| What is being asked |
Give the entries back exactly, dropping each image.

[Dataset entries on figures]
┄┄┄┄┄┄┄┄┄┄
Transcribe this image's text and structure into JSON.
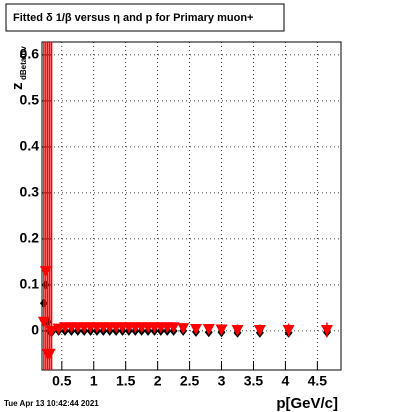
{
  "chart_data": {
    "type": "scatter",
    "title": "Fitted δ 1/β versus η and p for Primary muon+",
    "x_label": "p[GeV/c]",
    "y_label": "z",
    "y_label_sub": "dBetainv",
    "footer": "Tue Apr 13 10:42:44 2021",
    "xlim": [
      0.19,
      4.87
    ],
    "ylim": [
      -0.085,
      0.628
    ],
    "xticks": [
      0.5,
      1,
      1.5,
      2,
      2.5,
      3,
      3.5,
      4,
      4.5
    ],
    "yticks": [
      0,
      0.1,
      0.2,
      0.3,
      0.4,
      0.5,
      0.6
    ],
    "grid": true,
    "x": [
      0.22,
      0.25,
      0.28,
      0.31,
      0.34,
      0.45,
      0.55,
      0.65,
      0.75,
      0.85,
      0.95,
      1.05,
      1.15,
      1.25,
      1.35,
      1.45,
      1.55,
      1.65,
      1.75,
      1.85,
      1.95,
      2.05,
      2.15,
      2.25,
      2.4,
      2.6,
      2.8,
      3.0,
      3.25,
      3.6,
      4.05,
      4.65
    ],
    "series": [
      {
        "color": "#000000",
        "marker": "diamond",
        "values": [
          0.06,
          0.1,
          0.02,
          0.0,
          -0.003,
          0.0,
          0.0,
          0.0,
          0.0,
          0.0,
          0.0,
          0.0,
          0.0,
          0.0,
          0.0,
          0.0,
          0.0,
          0.0,
          0.0,
          0.0,
          0.0,
          0.0,
          0.0,
          0.0,
          0.0,
          -0.002,
          -0.003,
          -0.003,
          -0.004,
          -0.004,
          -0.004,
          -0.003
        ]
      },
      {
        "color": "#ff0000",
        "marker": "triangle",
        "values": [
          0.02,
          0.13,
          -0.05,
          -0.05,
          0.0,
          0.005,
          0.008,
          0.008,
          0.008,
          0.008,
          0.008,
          0.008,
          0.008,
          0.008,
          0.008,
          0.008,
          0.008,
          0.008,
          0.008,
          0.008,
          0.008,
          0.008,
          0.008,
          0.008,
          0.006,
          0.004,
          0.004,
          0.003,
          0.002,
          0.002,
          0.002,
          0.002
        ],
        "errors": [
          0.9,
          0.9,
          0.9,
          0.9,
          0.9,
          0.01,
          0.008,
          0.008,
          0.008,
          0.008,
          0.008,
          0.008,
          0.008,
          0.008,
          0.008,
          0.008,
          0.008,
          0.008,
          0.008,
          0.008,
          0.008,
          0.008,
          0.008,
          0.008,
          0.01,
          0.01,
          0.01,
          0.012,
          0.012,
          0.012,
          0.014,
          0.016
        ]
      }
    ]
  }
}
┄┄┄┄┄┄┄┄┄┄
| Solution to this problem |
Transcribe this image's text and structure into JSON.
{
  "chart_data": {
    "type": "scatter",
    "title": "Fitted δ 1/β versus η and p for Primary muon+",
    "x_label": "p[GeV/c]",
    "y_label": "z",
    "y_label_sub": "dBetainv",
    "footer": "Tue Apr 13 10:42:44 2021",
    "xlim": [
      0.19,
      4.87
    ],
    "ylim": [
      -0.085,
      0.628
    ],
    "xticks": [
      0.5,
      1,
      1.5,
      2,
      2.5,
      3,
      3.5,
      4,
      4.5
    ],
    "yticks": [
      0,
      0.1,
      0.2,
      0.3,
      0.4,
      0.5,
      0.6
    ],
    "grid": true,
    "x": [
      0.22,
      0.25,
      0.28,
      0.31,
      0.34,
      0.45,
      0.55,
      0.65,
      0.75,
      0.85,
      0.95,
      1.05,
      1.15,
      1.25,
      1.35,
      1.45,
      1.55,
      1.65,
      1.75,
      1.85,
      1.95,
      2.05,
      2.15,
      2.25,
      2.4,
      2.6,
      2.8,
      3.0,
      3.25,
      3.6,
      4.05,
      4.65
    ],
    "series": [
      {
        "color": "#000000",
        "marker": "diamond",
        "values": [
          0.06,
          0.1,
          0.02,
          0.0,
          -0.003,
          0.0,
          0.0,
          0.0,
          0.0,
          0.0,
          0.0,
          0.0,
          0.0,
          0.0,
          0.0,
          0.0,
          0.0,
          0.0,
          0.0,
          0.0,
          0.0,
          0.0,
          0.0,
          0.0,
          0.0,
          -0.002,
          -0.003,
          -0.003,
          -0.004,
          -0.004,
          -0.004,
          -0.003
        ]
      },
      {
        "color": "#ff0000",
        "marker": "triangle",
        "values": [
          0.02,
          0.13,
          -0.05,
          -0.05,
          0.0,
          0.005,
          0.008,
          0.008,
          0.008,
          0.008,
          0.008,
          0.008,
          0.008,
          0.008,
          0.008,
          0.008,
          0.008,
          0.008,
          0.008,
          0.008,
          0.008,
          0.008,
          0.008,
          0.008,
          0.006,
          0.004,
          0.004,
          0.003,
          0.002,
          0.002,
          0.002,
          0.002
        ],
        "errors": [
          0.9,
          0.9,
          0.9,
          0.9,
          0.9,
          0.01,
          0.008,
          0.008,
          0.008,
          0.008,
          0.008,
          0.008,
          0.008,
          0.008,
          0.008,
          0.008,
          0.008,
          0.008,
          0.008,
          0.008,
          0.008,
          0.008,
          0.008,
          0.008,
          0.01,
          0.01,
          0.01,
          0.012,
          0.012,
          0.012,
          0.014,
          0.016
        ]
      }
    ]
  }
}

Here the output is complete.